Exercise material —
□ □ □ □ □

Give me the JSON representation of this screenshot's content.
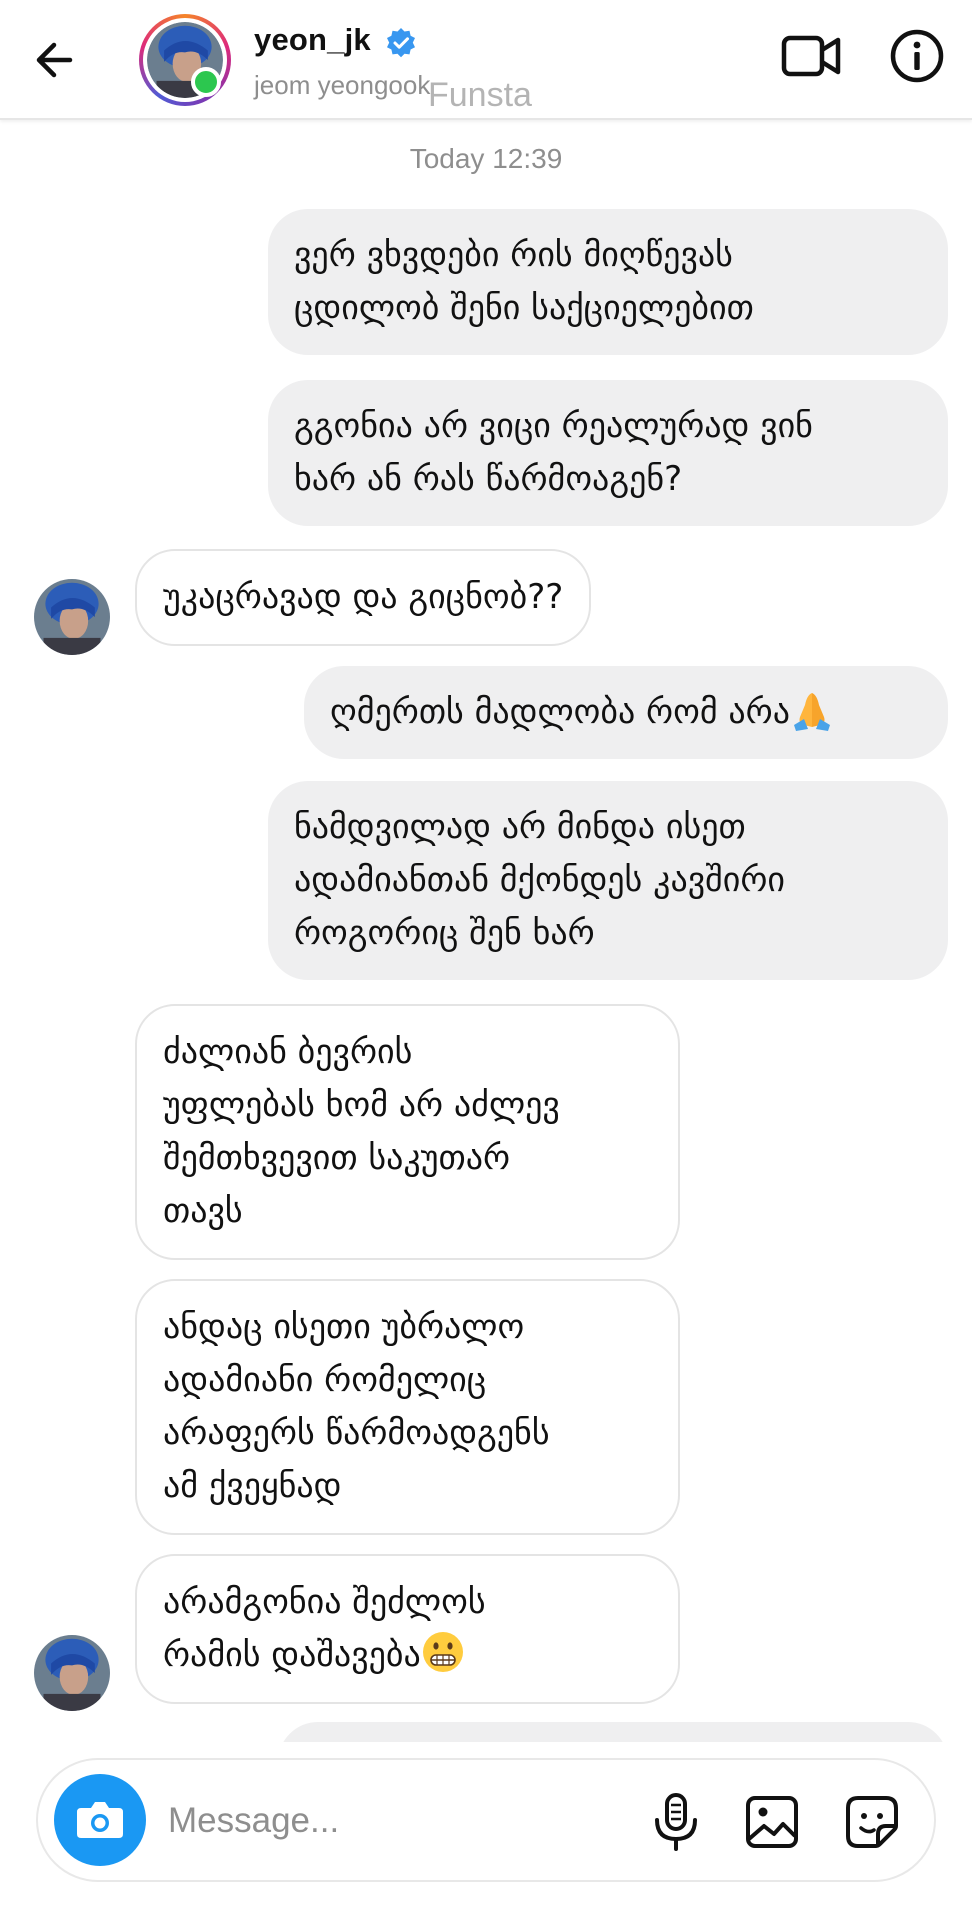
{
  "header": {
    "username": "yeon_jk",
    "full_name": "jeom yeongook",
    "watermark": "Funsta",
    "verified": true
  },
  "thread": {
    "timestamp": "Today 12:39",
    "messages": [
      {
        "direction": "out",
        "lines": "ვერ ვხვდები რის მიღწევას\nცდილობ შენი საქციელებით"
      },
      {
        "direction": "out",
        "lines": "გგონია არ ვიცი რეალურად ვინ\nხარ ან რას წარმოაგენ?"
      },
      {
        "direction": "in",
        "lines": "უკაცრავად და გიცნობ??"
      },
      {
        "direction": "out",
        "lines": "ღმერთს მადლობა რომ არა",
        "emoji": "folded-hands"
      },
      {
        "direction": "out",
        "lines": "ნამდვილად არ მინდა ისეთ\nადამიანთან მქონდეს კავშირი\nროგორიც შენ ხარ"
      },
      {
        "direction": "in",
        "lines": "ძალიან ბევრის\nუფლებას ხომ არ აძლევ\nშემთხვევით საკუთარ\nთავს"
      },
      {
        "direction": "in",
        "lines": "ანდაც ისეთი უბრალო\nადამიანი რომელიც\nარაფერს წარმოადგენს\nამ ქვეყნად"
      },
      {
        "direction": "in",
        "lines": "არამგონია შეძლოს\nრამის დაშავება",
        "emoji": "grimacing-face"
      }
    ]
  },
  "composer": {
    "placeholder": "Message..."
  },
  "colors": {
    "accent": "#1a98f3",
    "online": "#2cc74f",
    "verified": "#3897f0",
    "outgoing_bubble": "#efeff0"
  },
  "icons": [
    "back-arrow-icon",
    "video-call-icon",
    "info-icon",
    "camera-icon",
    "microphone-icon",
    "gallery-icon",
    "sticker-icon",
    "verified-badge-icon"
  ]
}
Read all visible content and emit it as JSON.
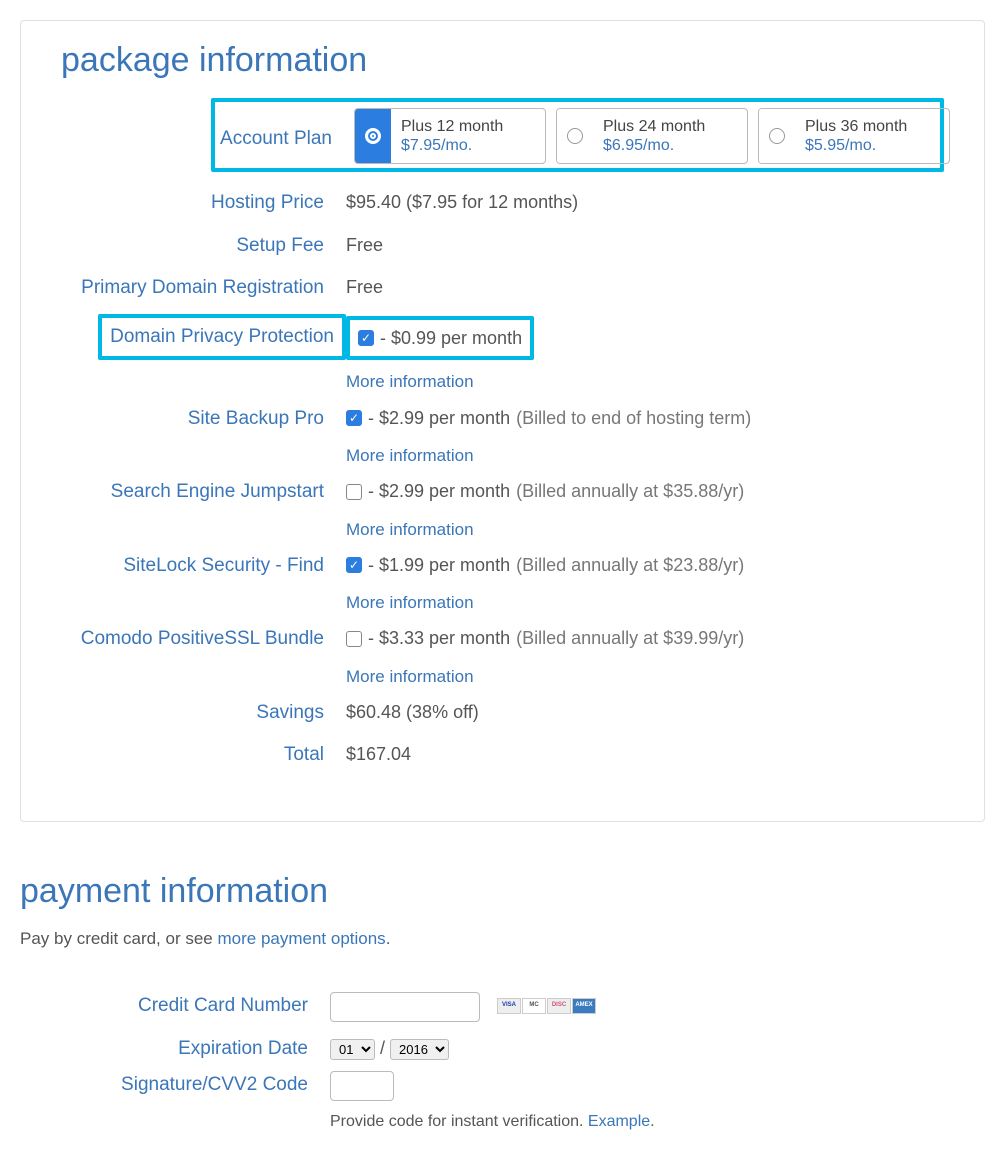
{
  "package": {
    "title": "package information",
    "accountPlanLabel": "Account Plan",
    "plans": [
      {
        "name": "Plus 12 month",
        "price": "$7.95/mo.",
        "selected": true
      },
      {
        "name": "Plus 24 month",
        "price": "$6.95/mo.",
        "selected": false
      },
      {
        "name": "Plus 36 month",
        "price": "$5.95/mo.",
        "selected": false
      }
    ],
    "hostingPriceLabel": "Hosting Price",
    "hostingPriceValue": "$95.40  ($7.95 for 12 months)",
    "setupFeeLabel": "Setup Fee",
    "setupFeeValue": "Free",
    "primaryDomainLabel": "Primary Domain Registration",
    "primaryDomainValue": "Free",
    "addons": {
      "privacy": {
        "label": "Domain Privacy Protection",
        "price": "- $0.99 per month",
        "billing": "",
        "checked": true
      },
      "backup": {
        "label": "Site Backup Pro",
        "price": "- $2.99 per month",
        "billing": "(Billed to end of hosting term)",
        "checked": true
      },
      "jumpstart": {
        "label": "Search Engine Jumpstart",
        "price": "- $2.99 per month",
        "billing": "(Billed annually at $35.88/yr)",
        "checked": false
      },
      "sitelock": {
        "label": "SiteLock Security - Find",
        "price": "- $1.99 per month",
        "billing": "(Billed annually at $23.88/yr)",
        "checked": true
      },
      "ssl": {
        "label": "Comodo PositiveSSL Bundle",
        "price": "- $3.33 per month",
        "billing": "(Billed annually at $39.99/yr)",
        "checked": false
      }
    },
    "moreInfo": "More information",
    "savingsLabel": "Savings",
    "savingsValue": "$60.48 (38% off)",
    "totalLabel": "Total",
    "totalValue": "$167.04"
  },
  "payment": {
    "title": "payment information",
    "introPrefix": "Pay by credit card, or see ",
    "introLink": "more payment options",
    "introSuffix": ".",
    "ccLabel": "Credit Card Number",
    "expLabel": "Expiration Date",
    "expMonth": "01",
    "expYear": "2016",
    "expSep": "/",
    "cvvLabel": "Signature/CVV2 Code",
    "cvvNote": "Provide code for instant verification. ",
    "cvvExample": "Example",
    "cards": [
      "VISA",
      "MC",
      "DISC",
      "AMEX"
    ]
  }
}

□ □ □ □ □

Work to do —
Count the lines in the records above that hold the word "emoji", and give only that number.

The solution —
2